*** Listed entries ***

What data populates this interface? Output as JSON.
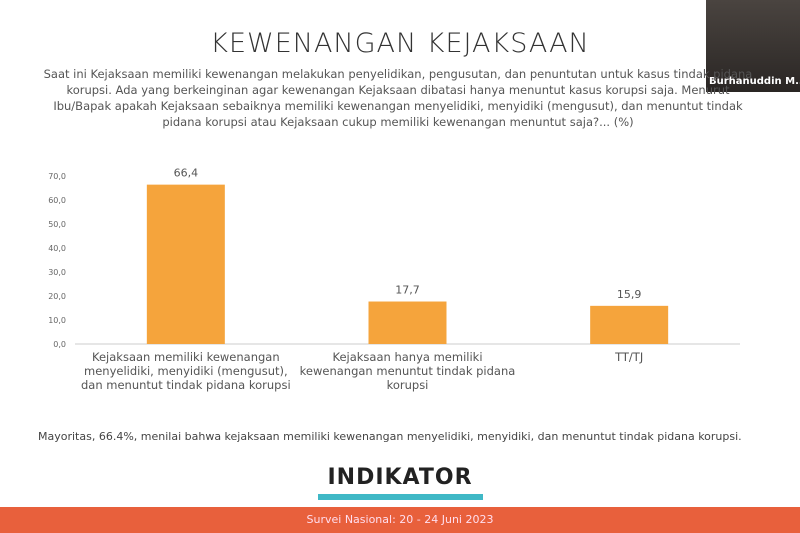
{
  "slide": {
    "title": "KEWENANGAN KEJAKSAAN",
    "question": "Saat ini Kejaksaan memiliki kewenangan melakukan penyelidikan, pengusutan, dan penuntutan untuk kasus tindak pidana korupsi. Ada yang berkeinginan agar kewenangan Kejaksaan dibatasi hanya menuntut kasus korupsi saja. Menurut Ibu/Bapak apakah Kejaksaan sebaiknya memiliki kewenangan menyelidiki, menyidiki (mengusut), dan menuntut tindak pidana korupsi atau Kejaksaan cukup memiliki kewenangan menuntut saja?... (%)",
    "conclusion": "Mayoritas, 66.4%, menilai bahwa kejaksaan memiliki kewenangan menyelidiki, menyidiki, dan menuntut tindak pidana korupsi.",
    "logo": "INDIKATOR",
    "footer": "Survei Nasional: 20 - 24 Juni 2023"
  },
  "video": {
    "name": "Burhanuddin M..."
  },
  "chart_data": {
    "type": "bar",
    "categories": [
      "Kejaksaan memiliki kewenangan menyelidiki, menyidiki (mengusut), dan menuntut tindak pidana korupsi",
      "Kejaksaan hanya memiliki kewenangan menuntut tindak pidana korupsi",
      "TT/TJ"
    ],
    "values": [
      66.4,
      17.7,
      15.9
    ],
    "value_labels": [
      "66,4",
      "17,7",
      "15,9"
    ],
    "color": "#f5a43c",
    "ylim": [
      0,
      70
    ],
    "yticks": [
      {
        "value": 0,
        "label": "0,0"
      },
      {
        "value": 10,
        "label": "10,0"
      },
      {
        "value": 20,
        "label": "20,0"
      },
      {
        "value": 30,
        "label": "30,0"
      },
      {
        "value": 40,
        "label": "40,0"
      },
      {
        "value": 50,
        "label": "50,0"
      },
      {
        "value": 60,
        "label": "60,0"
      },
      {
        "value": 70,
        "label": "70,0"
      }
    ]
  }
}
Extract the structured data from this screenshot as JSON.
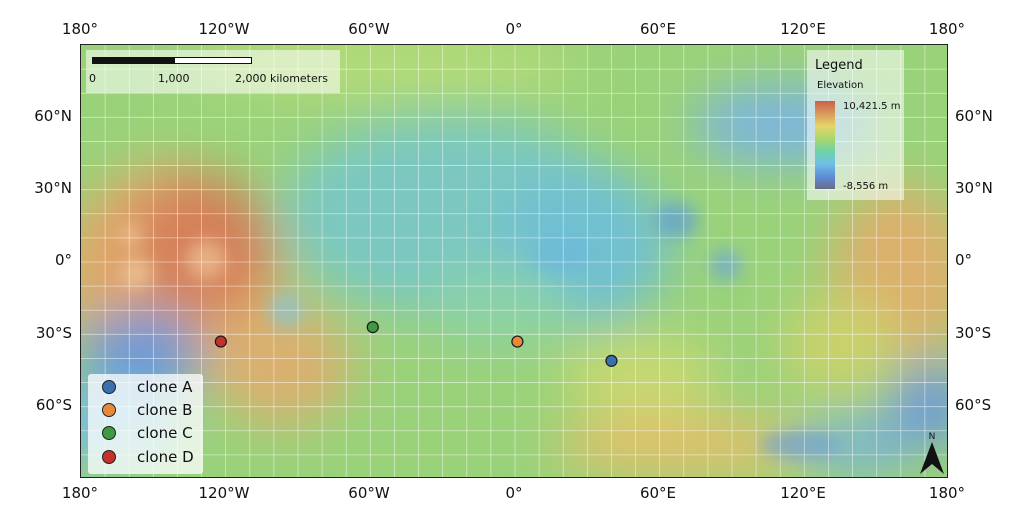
{
  "map": {
    "top_labels": [
      "180°",
      "120°W",
      "60°W",
      "0°",
      "60°E",
      "120°E",
      "180°"
    ],
    "bottom_labels": [
      "180°",
      "120°W",
      "60°W",
      "0°",
      "60°E",
      "120°E",
      "180°"
    ],
    "left_labels": [
      "60°N",
      "30°N",
      "0°",
      "30°S",
      "60°S"
    ],
    "right_labels": [
      "60°N",
      "30°N",
      "0°",
      "30°S",
      "60°S"
    ],
    "extent": {
      "lon": [
        -180,
        180
      ],
      "lat": [
        -90,
        90
      ]
    },
    "graticule_step_deg": 10
  },
  "scale_bar": {
    "ticks": [
      "0",
      "1,000",
      "2,000 kilometers"
    ]
  },
  "legend": {
    "title": "Legend",
    "subtitle": "Elevation",
    "max_label": "10,421.5 m",
    "min_label": "-8,556 m",
    "ramp_colors": [
      "#c8604c",
      "#d99a5c",
      "#e6d46a",
      "#a8d86c",
      "#6fd2a6",
      "#6fbfe6",
      "#5d8ed8",
      "#6a6a8a"
    ]
  },
  "points": [
    {
      "name": "clone A",
      "color": "#3a6fb0",
      "lon": 40,
      "lat": -41
    },
    {
      "name": "clone B",
      "color": "#e8893a",
      "lon": 1,
      "lat": -33
    },
    {
      "name": "clone C",
      "color": "#3f9a42",
      "lon": -59,
      "lat": -27
    },
    {
      "name": "clone D",
      "color": "#c4302b",
      "lon": -122,
      "lat": -33
    }
  ],
  "north_arrow": {
    "label": "N"
  }
}
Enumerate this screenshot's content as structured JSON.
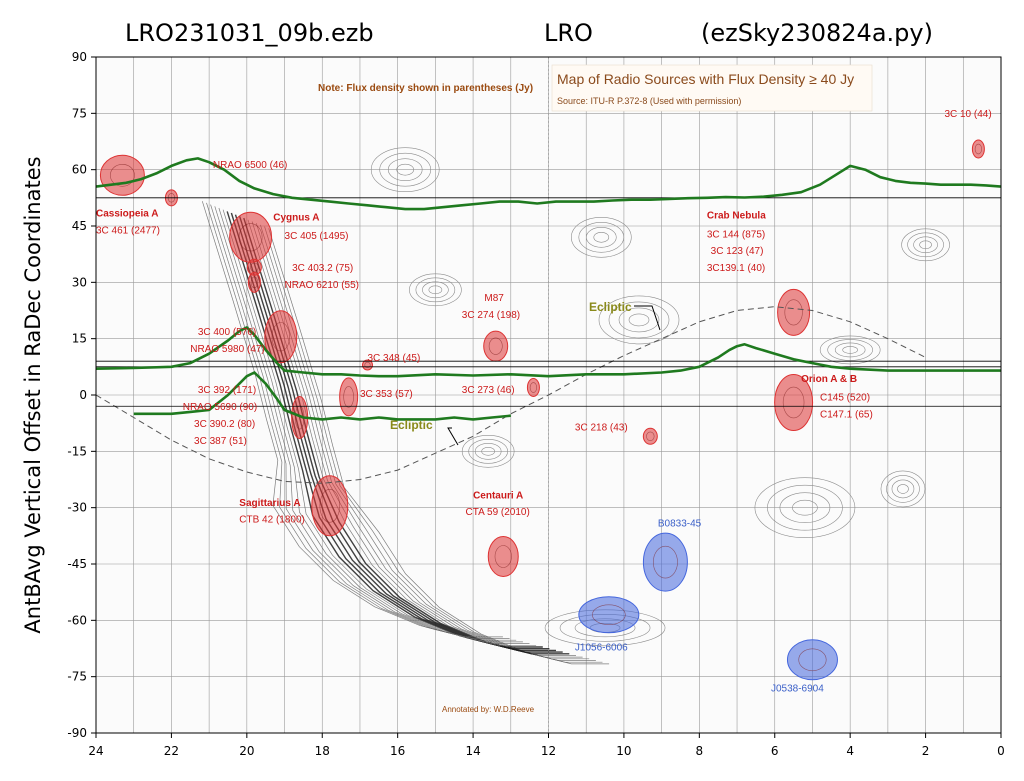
{
  "header": {
    "left": "LRO231031_09b.ezb",
    "center": "LRO",
    "right": "(ezSky230824a.py)"
  },
  "colors": {
    "trace": "#1f7a1f",
    "source_red": "#dd3333",
    "source_blue": "#4466dd",
    "label_red": "#cc1a1a",
    "label_blue": "#3a5fc8",
    "note_brown": "#9a4a10"
  },
  "chart_data": {
    "type": "line",
    "ylabel": "AntBAvg Vertical Offset in RaDec Coordinates",
    "xlabel": "",
    "xlim": [
      24,
      0
    ],
    "ylim": [
      -90,
      90
    ],
    "x_ticks": [
      "24",
      "22",
      "20",
      "18",
      "16",
      "14",
      "12",
      "10",
      "8",
      "6",
      "4",
      "2",
      "0"
    ],
    "y_ticks": [
      "90",
      "75",
      "60",
      "45",
      "30",
      "15",
      "0",
      "-15",
      "-30",
      "-45",
      "-60",
      "-75",
      "-90"
    ],
    "baselines_dec": [
      52.5,
      9,
      7.5,
      -3
    ],
    "series": [
      {
        "x": [
          24,
          23.6,
          23.2,
          22.8,
          22.4,
          22.0,
          21.6,
          21.3,
          21.0,
          20.6,
          20.2,
          19.8,
          19.3,
          18.8,
          18.3,
          17.8,
          17.3,
          16.8,
          16.3,
          15.8,
          15.3,
          14.8,
          14.3,
          13.8,
          13.3,
          12.8,
          12.3,
          11.8,
          11.3,
          10.8,
          10.3,
          9.8,
          9.3,
          8.8,
          8.3,
          7.8,
          7.3,
          6.8,
          6.3,
          5.8,
          5.3,
          4.8,
          4.4,
          4.0,
          3.6,
          3.2,
          2.8,
          2.4,
          2.0,
          1.6,
          1.2,
          0.8,
          0.4,
          0
        ],
        "y": [
          55.5,
          56.0,
          56.5,
          57.5,
          59.0,
          61.0,
          62.5,
          63.0,
          62.0,
          60.0,
          57.0,
          55.0,
          53.5,
          52.5,
          52.0,
          51.5,
          51.0,
          50.5,
          50.0,
          49.5,
          49.5,
          50.0,
          50.5,
          51.0,
          51.5,
          51.5,
          51.0,
          51.5,
          51.5,
          51.5,
          51.8,
          52.0,
          52.0,
          52.2,
          52.4,
          52.5,
          52.7,
          52.6,
          52.8,
          53.3,
          54.0,
          56.0,
          58.5,
          61.0,
          60.0,
          58.0,
          57.0,
          56.5,
          56.3,
          56.0,
          56.0,
          56.0,
          55.8,
          55.5
        ]
      },
      {
        "x": [
          24,
          23.0,
          22.0,
          21.5,
          21.0,
          20.5,
          20.2,
          20.0,
          19.8,
          19.5,
          19.2,
          19.0,
          18.5,
          18.0,
          17.5,
          17.0,
          16.5,
          16.0,
          15.0,
          14.0,
          13.0,
          12.0,
          11.0,
          10.0,
          9.0,
          8.5,
          8.0,
          7.5,
          7.2,
          7.0,
          6.8,
          6.5,
          6.0,
          5.5,
          5.0,
          4.5,
          4.0,
          3.0,
          2.0,
          1.0,
          0
        ],
        "y": [
          7.0,
          7.2,
          7.5,
          8.5,
          11.0,
          14.5,
          17.0,
          18.0,
          16.0,
          12.0,
          8.5,
          6.5,
          6.0,
          5.5,
          5.5,
          5.2,
          5.0,
          5.0,
          5.5,
          5.2,
          5.5,
          5.0,
          5.5,
          5.5,
          6.0,
          6.5,
          7.5,
          10.0,
          12.0,
          13.0,
          13.5,
          12.5,
          11.0,
          9.5,
          8.5,
          7.5,
          7.0,
          6.5,
          6.5,
          6.5,
          6.5
        ]
      },
      {
        "x": [
          23.0,
          22.5,
          22.0,
          21.5,
          21.0,
          20.5,
          20.2,
          20.0,
          19.8,
          19.5,
          19.2,
          19.0,
          18.5,
          18.0,
          17.5,
          17.0,
          16.5,
          16.0,
          15.5,
          15.0,
          14.5,
          14.0,
          13.5,
          13.0
        ],
        "y": [
          -5.0,
          -5.0,
          -5.0,
          -4.5,
          -4.0,
          0.0,
          3.0,
          5.0,
          6.0,
          3.0,
          -1.0,
          -4.0,
          -6.0,
          -6.5,
          -6.0,
          -6.5,
          -6.0,
          -6.5,
          -6.5,
          -6.5,
          -6.0,
          -6.5,
          -6.0,
          -5.5
        ]
      }
    ],
    "ecliptic": {
      "x": [
        24,
        23,
        22,
        21,
        20,
        19,
        18,
        17,
        16,
        15,
        14,
        13,
        12,
        11,
        10,
        9,
        8,
        7,
        6,
        5,
        4,
        3,
        2
      ],
      "y": [
        0,
        -6,
        -12,
        -17,
        -20.5,
        -23,
        -23.5,
        -22.5,
        -20,
        -15.5,
        -11,
        -5,
        0,
        5.5,
        10.5,
        15,
        19.5,
        22.5,
        23.5,
        22.5,
        19.5,
        15,
        10
      ]
    }
  },
  "map_overlay": {
    "title": "Map of Radio Sources with Flux Density ≥ 40 Jy",
    "source_line": "Source: ITU-R P.372-8 (Used with permission)",
    "note": "Note: Flux density shown in parentheses (Jy)",
    "annotated_by": "Annotated by: W.D.Reeve",
    "ecliptic_label": "Ecliptic",
    "labels": [
      {
        "text": "Cassiopeia A",
        "ra": 24.0,
        "dec": 47.5,
        "bold": true
      },
      {
        "text": "3C 461 (2477)",
        "ra": 24.0,
        "dec": 43.0,
        "bold": false
      },
      {
        "text": "NRAO 6500 (46)",
        "ra": 20.9,
        "dec": 60.5,
        "bold": false
      },
      {
        "text": "Cygnus A",
        "ra": 19.3,
        "dec": 46.5,
        "bold": true
      },
      {
        "text": "3C 405 (1495)",
        "ra": 19.0,
        "dec": 41.5,
        "bold": false
      },
      {
        "text": "3C 403.2 (75)",
        "ra": 18.8,
        "dec": 33.0,
        "bold": false
      },
      {
        "text": "NRAO 6210 (55)",
        "ra": 19.0,
        "dec": 28.5,
        "bold": false
      },
      {
        "text": "3C 400 (576)",
        "ra": 21.3,
        "dec": 16.0,
        "bold": false
      },
      {
        "text": "NRAO 5980 (47)",
        "ra": 21.5,
        "dec": 11.5,
        "bold": false
      },
      {
        "text": "3C 348 (45)",
        "ra": 16.8,
        "dec": 9.0,
        "bold": false
      },
      {
        "text": "3C 392 (171)",
        "ra": 21.3,
        "dec": 0.5,
        "bold": false
      },
      {
        "text": "NRAO 5690 (90)",
        "ra": 21.7,
        "dec": -4.0,
        "bold": false
      },
      {
        "text": "3C 390.2 (80)",
        "ra": 21.4,
        "dec": -8.5,
        "bold": false
      },
      {
        "text": "3C 387 (51)",
        "ra": 21.4,
        "dec": -13.0,
        "bold": false
      },
      {
        "text": "3C 353 (57)",
        "ra": 17.0,
        "dec": -0.5,
        "bold": false
      },
      {
        "text": "3C 273 (46)",
        "ra": 14.3,
        "dec": 0.5,
        "bold": false
      },
      {
        "text": "M87",
        "ra": 13.7,
        "dec": 25.0,
        "bold": false
      },
      {
        "text": "3C 274 (198)",
        "ra": 14.3,
        "dec": 20.5,
        "bold": false
      },
      {
        "text": "Sagittarius A",
        "ra": 20.2,
        "dec": -29.5,
        "bold": true
      },
      {
        "text": "CTB 42 (1800)",
        "ra": 20.2,
        "dec": -34.0,
        "bold": false
      },
      {
        "text": "Centauri A",
        "ra": 14.0,
        "dec": -27.5,
        "bold": true
      },
      {
        "text": "CTA 59 (2010)",
        "ra": 14.2,
        "dec": -32.0,
        "bold": false
      },
      {
        "text": "3C 218 (43)",
        "ra": 11.3,
        "dec": -9.5,
        "bold": false
      },
      {
        "text": "Crab Nebula",
        "ra": 7.8,
        "dec": 47.0,
        "bold": true
      },
      {
        "text": "3C 144 (875)",
        "ra": 7.8,
        "dec": 42.0,
        "bold": false
      },
      {
        "text": "3C 123 (47)",
        "ra": 7.7,
        "dec": 37.5,
        "bold": false
      },
      {
        "text": "3C139.1 (40)",
        "ra": 7.8,
        "dec": 33.0,
        "bold": false
      },
      {
        "text": "Orion A & B",
        "ra": 5.3,
        "dec": 3.5,
        "bold": true
      },
      {
        "text": "C145 (520)",
        "ra": 4.8,
        "dec": -1.5,
        "bold": false
      },
      {
        "text": "C147.1 (65)",
        "ra": 4.8,
        "dec": -6.0,
        "bold": false
      },
      {
        "text": "3C 10 (44)",
        "ra": 1.5,
        "dec": 74.0,
        "bold": false
      }
    ],
    "blue_labels": [
      {
        "text": "B0833-45",
        "ra": 9.1,
        "dec": -35.0
      },
      {
        "text": "J1056-6006",
        "ra": 11.3,
        "dec": -68.0
      },
      {
        "text": "J0538-6904",
        "ra": 6.1,
        "dec": -79.0
      }
    ]
  }
}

***

● **What you are asked to do**: Locate the lines above that contain "clone" and copy them.

● **Solution for this problem**:
      "name": "clone A",
      "name": "clone B",
      "name": "clone C",
      "name": "clone D",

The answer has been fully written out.